TASK GOAL: List, from the lines below, each one with "smeru" in it.

[start RECORDED INFORMATION]

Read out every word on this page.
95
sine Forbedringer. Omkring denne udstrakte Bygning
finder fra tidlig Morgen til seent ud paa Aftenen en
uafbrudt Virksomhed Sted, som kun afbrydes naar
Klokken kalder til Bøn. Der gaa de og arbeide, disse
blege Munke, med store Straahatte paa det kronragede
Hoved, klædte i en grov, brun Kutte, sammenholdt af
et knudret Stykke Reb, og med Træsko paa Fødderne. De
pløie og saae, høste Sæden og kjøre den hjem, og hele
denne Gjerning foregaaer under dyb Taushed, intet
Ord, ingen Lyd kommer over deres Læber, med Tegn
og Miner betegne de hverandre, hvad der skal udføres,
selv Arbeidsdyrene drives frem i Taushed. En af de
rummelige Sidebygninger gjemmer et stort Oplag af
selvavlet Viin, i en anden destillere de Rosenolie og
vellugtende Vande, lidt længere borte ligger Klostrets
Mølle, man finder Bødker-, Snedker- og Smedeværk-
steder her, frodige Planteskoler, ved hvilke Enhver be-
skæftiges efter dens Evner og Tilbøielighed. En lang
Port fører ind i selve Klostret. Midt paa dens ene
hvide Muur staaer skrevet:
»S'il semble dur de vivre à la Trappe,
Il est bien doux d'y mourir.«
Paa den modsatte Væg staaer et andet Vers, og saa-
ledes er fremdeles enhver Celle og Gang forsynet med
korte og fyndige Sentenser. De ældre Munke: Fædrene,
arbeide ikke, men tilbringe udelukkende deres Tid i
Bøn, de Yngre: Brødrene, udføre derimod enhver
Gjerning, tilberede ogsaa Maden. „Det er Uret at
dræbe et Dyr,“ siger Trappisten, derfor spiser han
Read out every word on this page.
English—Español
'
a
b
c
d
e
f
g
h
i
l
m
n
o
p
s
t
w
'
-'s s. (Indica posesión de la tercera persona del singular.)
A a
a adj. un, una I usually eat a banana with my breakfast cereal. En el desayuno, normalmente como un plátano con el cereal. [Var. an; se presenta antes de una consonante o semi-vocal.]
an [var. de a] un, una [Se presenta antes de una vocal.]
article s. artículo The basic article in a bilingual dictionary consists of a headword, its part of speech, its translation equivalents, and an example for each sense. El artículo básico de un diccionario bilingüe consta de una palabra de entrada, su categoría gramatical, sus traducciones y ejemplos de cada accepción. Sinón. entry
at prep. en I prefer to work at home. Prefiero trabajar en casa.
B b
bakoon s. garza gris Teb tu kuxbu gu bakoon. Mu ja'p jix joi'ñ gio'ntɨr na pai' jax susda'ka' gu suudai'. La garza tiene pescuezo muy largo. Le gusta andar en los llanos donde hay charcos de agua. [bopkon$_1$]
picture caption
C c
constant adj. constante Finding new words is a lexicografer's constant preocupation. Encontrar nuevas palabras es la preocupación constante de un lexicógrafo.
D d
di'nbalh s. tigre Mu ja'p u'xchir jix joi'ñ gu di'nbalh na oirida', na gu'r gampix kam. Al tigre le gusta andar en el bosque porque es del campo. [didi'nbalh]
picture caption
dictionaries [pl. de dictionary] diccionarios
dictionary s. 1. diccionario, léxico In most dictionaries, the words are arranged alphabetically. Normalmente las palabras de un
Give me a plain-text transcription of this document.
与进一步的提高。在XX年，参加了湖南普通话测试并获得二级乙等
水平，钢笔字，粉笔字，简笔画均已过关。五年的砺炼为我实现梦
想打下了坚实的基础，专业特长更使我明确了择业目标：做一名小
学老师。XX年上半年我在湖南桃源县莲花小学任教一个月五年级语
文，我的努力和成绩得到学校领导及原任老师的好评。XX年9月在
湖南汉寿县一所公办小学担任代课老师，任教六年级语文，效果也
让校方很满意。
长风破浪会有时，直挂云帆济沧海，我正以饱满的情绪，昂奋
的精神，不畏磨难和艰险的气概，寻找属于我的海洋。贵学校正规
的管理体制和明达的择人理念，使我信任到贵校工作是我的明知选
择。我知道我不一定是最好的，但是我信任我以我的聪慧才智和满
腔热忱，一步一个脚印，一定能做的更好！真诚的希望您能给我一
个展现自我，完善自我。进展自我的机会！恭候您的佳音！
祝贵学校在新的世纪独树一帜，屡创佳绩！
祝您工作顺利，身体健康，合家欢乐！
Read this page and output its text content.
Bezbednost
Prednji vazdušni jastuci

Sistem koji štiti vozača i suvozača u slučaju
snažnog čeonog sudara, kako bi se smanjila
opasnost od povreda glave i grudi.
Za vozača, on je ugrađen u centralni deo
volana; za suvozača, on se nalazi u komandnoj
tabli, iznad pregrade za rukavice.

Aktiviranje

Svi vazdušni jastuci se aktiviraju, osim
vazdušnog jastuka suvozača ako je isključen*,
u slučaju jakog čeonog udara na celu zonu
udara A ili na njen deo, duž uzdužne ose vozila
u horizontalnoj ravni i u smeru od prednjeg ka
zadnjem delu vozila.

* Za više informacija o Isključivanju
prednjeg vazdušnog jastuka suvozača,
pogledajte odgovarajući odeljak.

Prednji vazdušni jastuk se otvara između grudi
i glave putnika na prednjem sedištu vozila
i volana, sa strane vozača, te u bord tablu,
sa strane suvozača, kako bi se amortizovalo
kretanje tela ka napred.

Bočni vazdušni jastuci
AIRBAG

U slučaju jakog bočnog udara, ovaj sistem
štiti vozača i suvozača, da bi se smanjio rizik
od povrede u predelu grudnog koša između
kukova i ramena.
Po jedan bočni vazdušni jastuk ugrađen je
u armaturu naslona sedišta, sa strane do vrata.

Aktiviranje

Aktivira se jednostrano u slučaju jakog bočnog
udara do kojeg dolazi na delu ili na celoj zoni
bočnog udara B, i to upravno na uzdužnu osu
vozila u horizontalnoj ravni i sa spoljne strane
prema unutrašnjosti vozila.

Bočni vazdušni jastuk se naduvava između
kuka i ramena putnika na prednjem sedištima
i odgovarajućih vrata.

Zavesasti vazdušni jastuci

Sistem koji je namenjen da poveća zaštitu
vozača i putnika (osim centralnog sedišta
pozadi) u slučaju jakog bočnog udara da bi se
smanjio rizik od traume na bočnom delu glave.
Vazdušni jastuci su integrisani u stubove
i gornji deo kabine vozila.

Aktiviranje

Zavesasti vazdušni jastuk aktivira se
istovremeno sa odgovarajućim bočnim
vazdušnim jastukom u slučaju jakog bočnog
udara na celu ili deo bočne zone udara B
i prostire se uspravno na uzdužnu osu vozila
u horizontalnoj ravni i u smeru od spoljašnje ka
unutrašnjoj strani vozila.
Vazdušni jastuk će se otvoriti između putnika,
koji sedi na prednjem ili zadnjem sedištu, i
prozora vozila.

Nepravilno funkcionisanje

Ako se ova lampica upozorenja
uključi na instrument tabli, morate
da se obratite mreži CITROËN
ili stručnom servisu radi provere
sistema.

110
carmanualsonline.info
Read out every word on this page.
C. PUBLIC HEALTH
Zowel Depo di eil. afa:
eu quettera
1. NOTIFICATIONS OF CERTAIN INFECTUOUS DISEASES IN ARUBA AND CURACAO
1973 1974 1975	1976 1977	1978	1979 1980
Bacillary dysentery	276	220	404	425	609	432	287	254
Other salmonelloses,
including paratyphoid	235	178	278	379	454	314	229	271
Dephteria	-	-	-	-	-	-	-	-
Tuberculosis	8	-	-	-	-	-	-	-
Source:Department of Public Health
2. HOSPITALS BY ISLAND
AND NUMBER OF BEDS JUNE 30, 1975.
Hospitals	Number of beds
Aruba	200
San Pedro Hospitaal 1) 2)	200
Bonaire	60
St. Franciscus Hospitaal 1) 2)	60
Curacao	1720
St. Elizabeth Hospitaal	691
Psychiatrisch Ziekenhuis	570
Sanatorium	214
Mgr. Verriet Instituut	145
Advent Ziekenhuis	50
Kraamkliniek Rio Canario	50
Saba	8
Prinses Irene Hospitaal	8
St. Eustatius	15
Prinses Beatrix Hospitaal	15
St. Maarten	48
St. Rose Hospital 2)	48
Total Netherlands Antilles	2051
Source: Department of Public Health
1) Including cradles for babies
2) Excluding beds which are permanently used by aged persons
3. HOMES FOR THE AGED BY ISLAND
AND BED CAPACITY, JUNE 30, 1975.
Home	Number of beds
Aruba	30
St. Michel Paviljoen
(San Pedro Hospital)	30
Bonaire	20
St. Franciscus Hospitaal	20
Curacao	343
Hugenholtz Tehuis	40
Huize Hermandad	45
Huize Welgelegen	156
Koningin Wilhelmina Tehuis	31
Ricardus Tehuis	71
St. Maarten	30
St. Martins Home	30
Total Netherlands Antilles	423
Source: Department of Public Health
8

[end RECORDED INFORMATION]

TASK OUTPUT:
u horizontalnoj ravni i u smeru od prednjeg ka
u horizontalnoj ravni i u smeru od spoljašnje ka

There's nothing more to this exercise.